→ Written task: Determine which lines of the records include the word "true", and copy them.

→ Input records:
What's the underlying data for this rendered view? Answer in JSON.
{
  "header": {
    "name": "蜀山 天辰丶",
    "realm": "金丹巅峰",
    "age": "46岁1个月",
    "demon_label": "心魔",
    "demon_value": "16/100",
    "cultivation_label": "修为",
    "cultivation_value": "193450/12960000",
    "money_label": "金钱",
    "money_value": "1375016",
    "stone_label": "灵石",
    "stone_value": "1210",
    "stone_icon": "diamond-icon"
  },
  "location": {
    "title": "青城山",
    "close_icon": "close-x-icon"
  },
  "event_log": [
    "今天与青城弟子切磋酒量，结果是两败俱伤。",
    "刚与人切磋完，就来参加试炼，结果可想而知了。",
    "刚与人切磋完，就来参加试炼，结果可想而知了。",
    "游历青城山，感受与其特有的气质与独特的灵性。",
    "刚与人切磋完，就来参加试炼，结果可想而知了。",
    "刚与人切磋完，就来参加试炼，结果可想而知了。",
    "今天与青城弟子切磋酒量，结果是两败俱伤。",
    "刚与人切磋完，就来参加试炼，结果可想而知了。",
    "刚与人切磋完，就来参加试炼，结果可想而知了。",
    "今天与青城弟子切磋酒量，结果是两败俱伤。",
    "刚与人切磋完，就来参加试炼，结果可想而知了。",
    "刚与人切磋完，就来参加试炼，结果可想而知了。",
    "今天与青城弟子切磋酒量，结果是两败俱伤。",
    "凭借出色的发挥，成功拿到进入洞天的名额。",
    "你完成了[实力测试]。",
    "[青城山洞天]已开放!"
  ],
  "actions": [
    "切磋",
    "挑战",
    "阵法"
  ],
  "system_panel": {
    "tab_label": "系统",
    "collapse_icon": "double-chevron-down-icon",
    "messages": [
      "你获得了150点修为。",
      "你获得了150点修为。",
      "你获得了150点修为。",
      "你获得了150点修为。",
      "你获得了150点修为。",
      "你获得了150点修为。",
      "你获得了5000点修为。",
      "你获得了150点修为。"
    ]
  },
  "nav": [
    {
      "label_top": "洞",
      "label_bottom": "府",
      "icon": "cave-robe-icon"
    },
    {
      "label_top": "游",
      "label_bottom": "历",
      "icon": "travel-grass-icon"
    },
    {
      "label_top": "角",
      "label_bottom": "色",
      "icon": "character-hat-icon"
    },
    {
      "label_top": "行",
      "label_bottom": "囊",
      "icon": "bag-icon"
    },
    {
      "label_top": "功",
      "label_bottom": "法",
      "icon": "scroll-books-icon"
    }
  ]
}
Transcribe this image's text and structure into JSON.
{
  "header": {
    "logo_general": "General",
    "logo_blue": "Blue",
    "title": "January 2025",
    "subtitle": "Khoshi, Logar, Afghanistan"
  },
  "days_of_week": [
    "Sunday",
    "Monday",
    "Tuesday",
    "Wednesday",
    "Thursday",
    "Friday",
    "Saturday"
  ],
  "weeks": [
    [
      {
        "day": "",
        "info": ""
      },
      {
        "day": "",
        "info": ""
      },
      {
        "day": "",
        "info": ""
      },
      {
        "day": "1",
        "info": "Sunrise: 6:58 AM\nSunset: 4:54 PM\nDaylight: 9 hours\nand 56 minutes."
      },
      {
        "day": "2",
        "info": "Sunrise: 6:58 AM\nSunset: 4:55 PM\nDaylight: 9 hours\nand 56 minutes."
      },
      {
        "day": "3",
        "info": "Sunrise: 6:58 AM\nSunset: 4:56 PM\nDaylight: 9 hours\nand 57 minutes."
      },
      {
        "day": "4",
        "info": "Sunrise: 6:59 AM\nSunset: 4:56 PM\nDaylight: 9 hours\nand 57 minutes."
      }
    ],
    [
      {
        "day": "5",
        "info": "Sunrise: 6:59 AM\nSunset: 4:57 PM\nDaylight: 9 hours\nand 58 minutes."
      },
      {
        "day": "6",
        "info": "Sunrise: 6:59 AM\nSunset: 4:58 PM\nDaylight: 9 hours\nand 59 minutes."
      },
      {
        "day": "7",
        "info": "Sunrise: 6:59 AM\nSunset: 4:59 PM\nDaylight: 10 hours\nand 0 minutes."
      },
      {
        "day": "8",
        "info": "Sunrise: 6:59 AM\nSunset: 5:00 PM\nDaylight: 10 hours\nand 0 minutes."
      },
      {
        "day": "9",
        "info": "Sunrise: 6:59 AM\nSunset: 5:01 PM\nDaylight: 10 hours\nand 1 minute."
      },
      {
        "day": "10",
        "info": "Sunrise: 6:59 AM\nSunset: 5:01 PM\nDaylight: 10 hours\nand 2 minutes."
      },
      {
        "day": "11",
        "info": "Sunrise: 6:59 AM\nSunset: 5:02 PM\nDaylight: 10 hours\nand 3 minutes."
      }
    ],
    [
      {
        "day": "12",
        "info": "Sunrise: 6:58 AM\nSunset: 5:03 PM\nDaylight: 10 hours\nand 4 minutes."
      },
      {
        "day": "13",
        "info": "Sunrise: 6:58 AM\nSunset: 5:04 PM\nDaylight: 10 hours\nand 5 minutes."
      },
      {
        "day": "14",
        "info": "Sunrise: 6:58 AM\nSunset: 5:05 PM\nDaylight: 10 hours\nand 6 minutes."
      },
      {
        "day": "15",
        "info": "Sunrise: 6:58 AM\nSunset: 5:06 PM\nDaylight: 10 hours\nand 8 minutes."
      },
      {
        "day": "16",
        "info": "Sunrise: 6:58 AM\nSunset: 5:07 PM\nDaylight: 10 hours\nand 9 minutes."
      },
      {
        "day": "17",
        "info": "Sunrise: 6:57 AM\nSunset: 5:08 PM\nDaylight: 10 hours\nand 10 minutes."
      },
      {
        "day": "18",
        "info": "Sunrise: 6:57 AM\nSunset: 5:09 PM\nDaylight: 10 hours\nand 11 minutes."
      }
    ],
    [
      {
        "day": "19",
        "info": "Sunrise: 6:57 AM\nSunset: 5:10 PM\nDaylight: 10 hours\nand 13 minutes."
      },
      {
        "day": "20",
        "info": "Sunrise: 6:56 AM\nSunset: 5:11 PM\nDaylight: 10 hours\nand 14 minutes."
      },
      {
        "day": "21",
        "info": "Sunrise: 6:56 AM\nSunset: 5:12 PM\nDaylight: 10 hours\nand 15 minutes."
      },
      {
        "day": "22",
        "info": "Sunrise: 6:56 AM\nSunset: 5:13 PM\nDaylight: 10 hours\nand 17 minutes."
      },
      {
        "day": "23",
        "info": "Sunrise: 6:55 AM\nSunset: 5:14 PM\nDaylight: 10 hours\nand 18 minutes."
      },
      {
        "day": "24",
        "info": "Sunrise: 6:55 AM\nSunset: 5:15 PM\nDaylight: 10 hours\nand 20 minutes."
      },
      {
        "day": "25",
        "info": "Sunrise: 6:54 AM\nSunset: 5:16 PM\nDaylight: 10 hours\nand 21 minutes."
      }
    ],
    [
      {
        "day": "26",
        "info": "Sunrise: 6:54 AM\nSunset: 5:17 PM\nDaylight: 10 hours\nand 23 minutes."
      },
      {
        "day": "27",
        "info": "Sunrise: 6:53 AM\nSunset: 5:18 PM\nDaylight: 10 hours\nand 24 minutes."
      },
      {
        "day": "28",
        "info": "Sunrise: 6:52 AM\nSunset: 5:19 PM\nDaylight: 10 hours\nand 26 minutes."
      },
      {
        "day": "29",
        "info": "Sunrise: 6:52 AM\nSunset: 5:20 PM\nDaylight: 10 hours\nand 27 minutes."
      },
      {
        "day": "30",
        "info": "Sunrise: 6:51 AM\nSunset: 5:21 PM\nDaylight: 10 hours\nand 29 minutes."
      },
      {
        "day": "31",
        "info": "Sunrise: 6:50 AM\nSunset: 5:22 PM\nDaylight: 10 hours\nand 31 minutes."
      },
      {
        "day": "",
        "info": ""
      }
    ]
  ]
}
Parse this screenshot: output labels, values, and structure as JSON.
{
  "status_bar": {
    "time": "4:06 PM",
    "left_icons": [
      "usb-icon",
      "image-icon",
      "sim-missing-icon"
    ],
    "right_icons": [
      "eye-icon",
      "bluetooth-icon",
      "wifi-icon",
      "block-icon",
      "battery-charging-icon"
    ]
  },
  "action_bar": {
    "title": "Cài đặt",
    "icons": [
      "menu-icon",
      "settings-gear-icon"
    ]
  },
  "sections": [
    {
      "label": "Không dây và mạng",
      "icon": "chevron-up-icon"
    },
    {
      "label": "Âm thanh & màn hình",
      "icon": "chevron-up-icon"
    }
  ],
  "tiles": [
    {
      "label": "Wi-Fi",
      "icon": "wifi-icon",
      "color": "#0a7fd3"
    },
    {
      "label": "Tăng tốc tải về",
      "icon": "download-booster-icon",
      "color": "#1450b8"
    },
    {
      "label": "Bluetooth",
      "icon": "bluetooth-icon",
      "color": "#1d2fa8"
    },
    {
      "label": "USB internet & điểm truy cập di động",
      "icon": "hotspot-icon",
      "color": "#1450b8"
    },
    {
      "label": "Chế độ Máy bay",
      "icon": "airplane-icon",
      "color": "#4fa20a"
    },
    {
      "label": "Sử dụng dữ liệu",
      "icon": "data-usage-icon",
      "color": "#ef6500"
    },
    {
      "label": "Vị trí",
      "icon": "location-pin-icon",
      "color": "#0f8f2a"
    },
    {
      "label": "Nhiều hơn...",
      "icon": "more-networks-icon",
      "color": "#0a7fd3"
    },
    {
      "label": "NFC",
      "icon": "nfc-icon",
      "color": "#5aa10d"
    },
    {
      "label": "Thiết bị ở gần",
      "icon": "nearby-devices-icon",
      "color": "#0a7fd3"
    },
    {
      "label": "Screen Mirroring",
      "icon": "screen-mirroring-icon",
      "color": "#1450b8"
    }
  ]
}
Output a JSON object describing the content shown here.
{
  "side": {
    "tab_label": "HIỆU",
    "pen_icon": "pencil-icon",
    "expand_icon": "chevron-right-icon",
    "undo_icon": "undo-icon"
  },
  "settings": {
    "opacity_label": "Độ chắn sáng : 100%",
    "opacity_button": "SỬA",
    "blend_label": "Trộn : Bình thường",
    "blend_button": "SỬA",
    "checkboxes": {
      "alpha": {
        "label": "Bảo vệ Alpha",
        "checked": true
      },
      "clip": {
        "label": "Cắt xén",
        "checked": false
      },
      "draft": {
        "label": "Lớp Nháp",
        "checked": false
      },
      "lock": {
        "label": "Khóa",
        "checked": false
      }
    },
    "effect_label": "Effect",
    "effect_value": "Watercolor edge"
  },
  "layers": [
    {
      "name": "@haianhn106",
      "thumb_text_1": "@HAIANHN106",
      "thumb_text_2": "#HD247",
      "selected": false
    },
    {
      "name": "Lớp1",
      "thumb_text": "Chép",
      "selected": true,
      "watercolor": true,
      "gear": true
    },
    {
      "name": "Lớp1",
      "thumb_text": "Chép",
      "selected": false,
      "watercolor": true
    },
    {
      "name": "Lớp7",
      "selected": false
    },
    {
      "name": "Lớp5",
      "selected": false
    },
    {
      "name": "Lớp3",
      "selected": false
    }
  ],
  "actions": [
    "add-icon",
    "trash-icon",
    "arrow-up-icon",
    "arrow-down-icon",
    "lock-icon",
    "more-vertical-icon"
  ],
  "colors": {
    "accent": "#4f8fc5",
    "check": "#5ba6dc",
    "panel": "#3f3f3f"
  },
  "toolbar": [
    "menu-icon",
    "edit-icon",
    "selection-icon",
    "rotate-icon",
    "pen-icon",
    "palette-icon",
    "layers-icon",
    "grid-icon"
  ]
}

→ Final answer:
        "checked": true
      "selected": true,
      "watercolor": true,
      "gear": true
      "watercolor": true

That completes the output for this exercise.